### Work to do
Copy out the data below line for line, changing nothing.
** Begin Records for the exercise **
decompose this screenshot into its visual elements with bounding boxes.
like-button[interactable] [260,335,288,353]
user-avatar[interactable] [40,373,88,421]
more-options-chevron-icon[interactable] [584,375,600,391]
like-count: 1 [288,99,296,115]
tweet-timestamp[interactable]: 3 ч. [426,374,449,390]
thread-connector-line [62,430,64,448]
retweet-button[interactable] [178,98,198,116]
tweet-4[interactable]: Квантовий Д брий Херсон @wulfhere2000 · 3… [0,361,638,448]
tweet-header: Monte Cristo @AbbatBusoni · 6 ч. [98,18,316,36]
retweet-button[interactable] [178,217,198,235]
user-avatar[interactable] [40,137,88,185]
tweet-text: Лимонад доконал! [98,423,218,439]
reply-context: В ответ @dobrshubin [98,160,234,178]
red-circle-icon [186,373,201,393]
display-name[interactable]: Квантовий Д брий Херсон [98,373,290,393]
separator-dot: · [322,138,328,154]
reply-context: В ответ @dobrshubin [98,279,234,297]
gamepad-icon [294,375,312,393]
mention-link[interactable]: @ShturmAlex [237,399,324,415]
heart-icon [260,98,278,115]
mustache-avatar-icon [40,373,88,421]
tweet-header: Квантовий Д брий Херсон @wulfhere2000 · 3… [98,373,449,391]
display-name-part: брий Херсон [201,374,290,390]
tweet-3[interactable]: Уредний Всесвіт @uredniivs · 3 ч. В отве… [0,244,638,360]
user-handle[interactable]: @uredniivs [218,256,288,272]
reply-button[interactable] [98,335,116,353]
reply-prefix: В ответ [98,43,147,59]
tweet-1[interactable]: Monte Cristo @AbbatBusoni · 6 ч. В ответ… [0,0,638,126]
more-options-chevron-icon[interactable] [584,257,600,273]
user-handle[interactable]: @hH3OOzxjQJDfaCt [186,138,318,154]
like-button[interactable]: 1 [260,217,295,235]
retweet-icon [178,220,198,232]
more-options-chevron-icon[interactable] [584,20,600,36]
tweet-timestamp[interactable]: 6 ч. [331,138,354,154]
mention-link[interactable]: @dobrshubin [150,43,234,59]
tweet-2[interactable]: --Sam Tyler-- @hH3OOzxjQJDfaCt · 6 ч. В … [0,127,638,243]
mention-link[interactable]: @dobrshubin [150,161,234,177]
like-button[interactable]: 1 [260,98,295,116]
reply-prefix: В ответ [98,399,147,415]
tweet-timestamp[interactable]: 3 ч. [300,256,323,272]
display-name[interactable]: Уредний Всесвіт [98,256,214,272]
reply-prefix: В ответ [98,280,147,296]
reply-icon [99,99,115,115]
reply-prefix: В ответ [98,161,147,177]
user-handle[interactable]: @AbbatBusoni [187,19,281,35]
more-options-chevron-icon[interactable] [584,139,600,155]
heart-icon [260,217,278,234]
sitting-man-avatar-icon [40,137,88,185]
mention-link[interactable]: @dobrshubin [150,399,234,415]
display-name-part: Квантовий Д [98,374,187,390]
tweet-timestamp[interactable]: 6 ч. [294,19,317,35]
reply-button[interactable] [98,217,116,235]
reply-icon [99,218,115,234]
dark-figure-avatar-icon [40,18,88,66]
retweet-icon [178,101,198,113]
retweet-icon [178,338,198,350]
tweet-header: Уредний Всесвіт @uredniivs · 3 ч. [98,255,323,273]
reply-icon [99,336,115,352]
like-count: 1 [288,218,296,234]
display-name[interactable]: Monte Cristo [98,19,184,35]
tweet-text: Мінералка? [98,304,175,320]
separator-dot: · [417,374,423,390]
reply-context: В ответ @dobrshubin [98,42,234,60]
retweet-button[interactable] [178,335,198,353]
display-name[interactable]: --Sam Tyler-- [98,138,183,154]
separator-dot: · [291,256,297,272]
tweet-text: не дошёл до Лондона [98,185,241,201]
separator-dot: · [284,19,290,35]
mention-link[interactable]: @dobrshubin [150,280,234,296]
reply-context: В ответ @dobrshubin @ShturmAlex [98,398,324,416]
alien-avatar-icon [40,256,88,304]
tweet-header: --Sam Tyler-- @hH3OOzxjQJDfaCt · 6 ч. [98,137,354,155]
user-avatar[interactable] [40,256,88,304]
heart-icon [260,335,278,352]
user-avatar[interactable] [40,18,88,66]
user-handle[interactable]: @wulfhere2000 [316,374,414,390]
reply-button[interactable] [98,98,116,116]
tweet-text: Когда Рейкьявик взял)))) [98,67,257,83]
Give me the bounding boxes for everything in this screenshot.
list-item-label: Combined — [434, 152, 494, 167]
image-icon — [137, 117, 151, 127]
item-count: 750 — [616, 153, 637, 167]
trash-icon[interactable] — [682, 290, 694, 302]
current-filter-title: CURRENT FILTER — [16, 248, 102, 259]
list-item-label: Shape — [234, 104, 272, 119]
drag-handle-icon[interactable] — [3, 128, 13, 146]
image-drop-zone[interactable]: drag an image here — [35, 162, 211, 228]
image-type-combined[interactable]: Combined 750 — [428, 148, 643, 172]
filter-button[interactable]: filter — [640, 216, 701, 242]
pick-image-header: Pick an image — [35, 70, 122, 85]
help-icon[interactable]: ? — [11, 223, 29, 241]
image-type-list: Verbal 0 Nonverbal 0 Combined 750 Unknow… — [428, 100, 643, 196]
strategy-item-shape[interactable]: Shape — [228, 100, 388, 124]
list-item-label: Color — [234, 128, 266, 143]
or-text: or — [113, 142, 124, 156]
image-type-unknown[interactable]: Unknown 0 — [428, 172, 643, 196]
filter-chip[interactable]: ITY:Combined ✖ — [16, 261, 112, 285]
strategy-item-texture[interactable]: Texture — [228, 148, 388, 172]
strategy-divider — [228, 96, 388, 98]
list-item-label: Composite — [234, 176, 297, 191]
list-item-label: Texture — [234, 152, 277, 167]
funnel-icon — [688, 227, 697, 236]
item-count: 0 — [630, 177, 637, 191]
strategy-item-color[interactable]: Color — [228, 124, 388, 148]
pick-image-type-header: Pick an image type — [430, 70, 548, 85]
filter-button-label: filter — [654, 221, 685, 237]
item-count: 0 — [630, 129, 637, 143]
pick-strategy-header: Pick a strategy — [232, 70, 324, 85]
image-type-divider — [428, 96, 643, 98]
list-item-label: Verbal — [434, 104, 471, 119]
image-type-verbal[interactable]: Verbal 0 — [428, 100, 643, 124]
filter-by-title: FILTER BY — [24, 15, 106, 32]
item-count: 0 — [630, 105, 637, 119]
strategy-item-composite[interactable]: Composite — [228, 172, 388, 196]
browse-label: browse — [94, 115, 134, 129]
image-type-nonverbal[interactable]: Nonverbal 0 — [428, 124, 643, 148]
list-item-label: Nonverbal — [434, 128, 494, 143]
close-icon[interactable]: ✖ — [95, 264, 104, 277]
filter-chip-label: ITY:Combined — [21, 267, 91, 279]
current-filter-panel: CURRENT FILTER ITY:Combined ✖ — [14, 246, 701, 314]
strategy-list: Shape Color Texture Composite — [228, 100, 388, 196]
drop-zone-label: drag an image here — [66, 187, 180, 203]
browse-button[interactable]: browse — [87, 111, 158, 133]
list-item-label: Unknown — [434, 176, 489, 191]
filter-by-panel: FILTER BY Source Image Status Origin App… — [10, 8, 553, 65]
** End Records for the exercise **
### The reply
decompose this screenshot into its visual elements with bounding boxes.
like-button[interactable] [260,335,288,353]
user-avatar[interactable] [40,373,88,421]
more-options-chevron-icon[interactable] [584,375,600,391]
like-count: 1 [288,99,296,115]
tweet-timestamp[interactable]: 3 ч. [426,374,449,390]
thread-connector-line [62,430,64,448]
retweet-button[interactable] [178,98,198,116]
tweet-4[interactable]: Квантовий Д брий Херсон @wulfhere2000 · 3… [0,361,638,448]
tweet-header: Monte Cristo @AbbatBusoni · 6 ч. [98,18,316,36]
retweet-button[interactable] [178,217,198,235]
user-avatar[interactable] [40,137,88,185]
tweet-text: Лимонад доконал! [98,423,218,439]
reply-context: В ответ @dobrshubin [98,160,234,178]
red-circle-icon [186,373,201,393]
display-name[interactable]: Квантовий Д брий Херсон [98,373,290,393]
separator-dot: · [322,138,328,154]
reply-context: В ответ @dobrshubin [98,279,234,297]
gamepad-icon [294,375,312,393]
mention-link[interactable]: @ShturmAlex [237,399,324,415]
heart-icon [260,98,278,115]
mustache-avatar-icon [40,373,88,421]
tweet-header: Квантовий Д брий Херсон @wulfhere2000 · 3… [98,373,449,391]
display-name-part: брий Херсон [201,374,290,390]
tweet-3[interactable]: Уредний Всесвіт @uredniivs · 3 ч. В отве… [0,244,638,360]
user-handle[interactable]: @uredniivs [218,256,288,272]
reply-button[interactable] [98,335,116,353]
reply-prefix: В ответ [98,43,147,59]
tweet-1[interactable]: Monte Cristo @AbbatBusoni · 6 ч. В ответ… [0,0,638,126]
more-options-chevron-icon[interactable] [584,257,600,273]
user-handle[interactable]: @hH3OOzxjQJDfaCt [186,138,318,154]
like-button[interactable]: 1 [260,217,295,235]
retweet-icon [178,220,198,232]
more-options-chevron-icon[interactable] [584,20,600,36]
tweet-timestamp[interactable]: 6 ч. [331,138,354,154]
mention-link[interactable]: @dobrshubin [150,43,234,59]
tweet-2[interactable]: --Sam Tyler-- @hH3OOzxjQJDfaCt · 6 ч. В … [0,127,638,243]
mention-link[interactable]: @dobrshubin [150,161,234,177]
like-button[interactable]: 1 [260,98,295,116]
reply-prefix: В ответ [98,399,147,415]
tweet-timestamp[interactable]: 3 ч. [300,256,323,272]
display-name[interactable]: Уредний Всесвіт [98,256,214,272]
reply-prefix: В ответ [98,280,147,296]
reply-icon [99,99,115,115]
reply-prefix: В ответ [98,161,147,177]
user-handle[interactable]: @AbbatBusoni [187,19,281,35]
more-options-chevron-icon[interactable] [584,139,600,155]
heart-icon [260,217,278,234]
sitting-man-avatar-icon [40,137,88,185]
mention-link[interactable]: @dobrshubin [150,399,234,415]
display-name-part: Квантовий Д [98,374,187,390]
tweet-timestamp[interactable]: 6 ч. [294,19,317,35]
reply-button[interactable] [98,217,116,235]
reply-icon [99,218,115,234]
dark-figure-avatar-icon [40,18,88,66]
retweet-icon [178,101,198,113]
retweet-icon [178,338,198,350]
tweet-header: Уредний Всесвіт @uredniivs · 3 ч. [98,255,323,273]
reply-icon [99,336,115,352]
like-count: 1 [288,218,296,234]
display-name[interactable]: Monte Cristo [98,19,184,35]
tweet-text: Мінералка? [98,304,175,320]
separator-dot: · [417,374,423,390]
reply-context: В ответ @dobrshubin [98,42,234,60]
retweet-button[interactable] [178,335,198,353]
display-name[interactable]: --Sam Tyler-- [98,138,183,154]
separator-dot: · [291,256,297,272]
tweet-text: не дошёл до Лондона [98,185,241,201]
separator-dot: · [284,19,290,35]
mention-link[interactable]: @dobrshubin [150,280,234,296]
reply-context: В ответ @dobrshubin @ShturmAlex [98,398,324,416]
alien-avatar-icon [40,256,88,304]
tweet-header: --Sam Tyler-- @hH3OOzxjQJDfaCt · 6 ч. [98,137,354,155]
user-avatar[interactable] [40,256,88,304]
heart-icon [260,335,278,352]
user-avatar[interactable] [40,18,88,66]
user-handle[interactable]: @wulfhere2000 [316,374,414,390]
reply-button[interactable] [98,98,116,116]
tweet-text: Когда Рейкьявик взял)))) [98,67,257,83]
Give me the bounding boxes for everything in this screenshot.
list-item-label: Combined — [434, 152, 494, 167]
image-icon — [137, 117, 151, 127]
item-count: 750 — [616, 153, 637, 167]
trash-icon[interactable] — [682, 290, 694, 302]
current-filter-title: CURRENT FILTER — [16, 248, 102, 259]
list-item-label: Shape — [234, 104, 272, 119]
drag-handle-icon[interactable] — [3, 128, 13, 146]
image-drop-zone[interactable]: drag an image here — [35, 162, 211, 228]
image-type-combined[interactable]: Combined 750 — [428, 148, 643, 172]
filter-button[interactable]: filter — [640, 216, 701, 242]
pick-image-header: Pick an image — [35, 70, 122, 85]
help-icon[interactable]: ? — [11, 223, 29, 241]
image-type-list: Verbal 0 Nonverbal 0 Combined 750 Unknow… — [428, 100, 643, 196]
strategy-item-shape[interactable]: Shape — [228, 100, 388, 124]
list-item-label: Color — [234, 128, 266, 143]
or-text: or — [113, 142, 124, 156]
image-type-unknown[interactable]: Unknown 0 — [428, 172, 643, 196]
filter-chip[interactable]: ITY:Combined ✖ — [16, 261, 112, 285]
strategy-item-texture[interactable]: Texture — [228, 148, 388, 172]
strategy-divider — [228, 96, 388, 98]
list-item-label: Composite — [234, 176, 297, 191]
list-item-label: Texture — [234, 152, 277, 167]
funnel-icon — [688, 227, 697, 236]
item-count: 0 — [630, 177, 637, 191]
strategy-item-color[interactable]: Color — [228, 124, 388, 148]
pick-image-type-header: Pick an image type — [430, 70, 548, 85]
filter-button-label: filter — [654, 221, 685, 237]
item-count: 0 — [630, 129, 637, 143]
pick-strategy-header: Pick a strategy — [232, 70, 324, 85]
image-type-divider — [428, 96, 643, 98]
list-item-label: Verbal — [434, 104, 471, 119]
image-type-verbal[interactable]: Verbal 0 — [428, 100, 643, 124]
filter-by-title: FILTER BY — [24, 15, 106, 32]
item-count: 0 — [630, 105, 637, 119]
strategy-item-composite[interactable]: Composite — [228, 172, 388, 196]
browse-label: browse — [94, 115, 134, 129]
image-type-nonverbal[interactable]: Nonverbal 0 — [428, 124, 643, 148]
list-item-label: Nonverbal — [434, 128, 494, 143]
close-icon[interactable]: ✖ — [95, 264, 104, 277]
filter-chip-label: ITY:Combined — [21, 267, 91, 279]
current-filter-panel: CURRENT FILTER ITY:Combined ✖ — [14, 246, 701, 314]
strategy-list: Shape Color Texture Composite — [228, 100, 388, 196]
drop-zone-label: drag an image here — [66, 187, 180, 203]
browse-button[interactable]: browse — [87, 111, 158, 133]
list-item-label: Unknown — [434, 176, 489, 191]
filter-by-panel: FILTER BY Source Image Status Origin App… — [10, 8, 553, 65]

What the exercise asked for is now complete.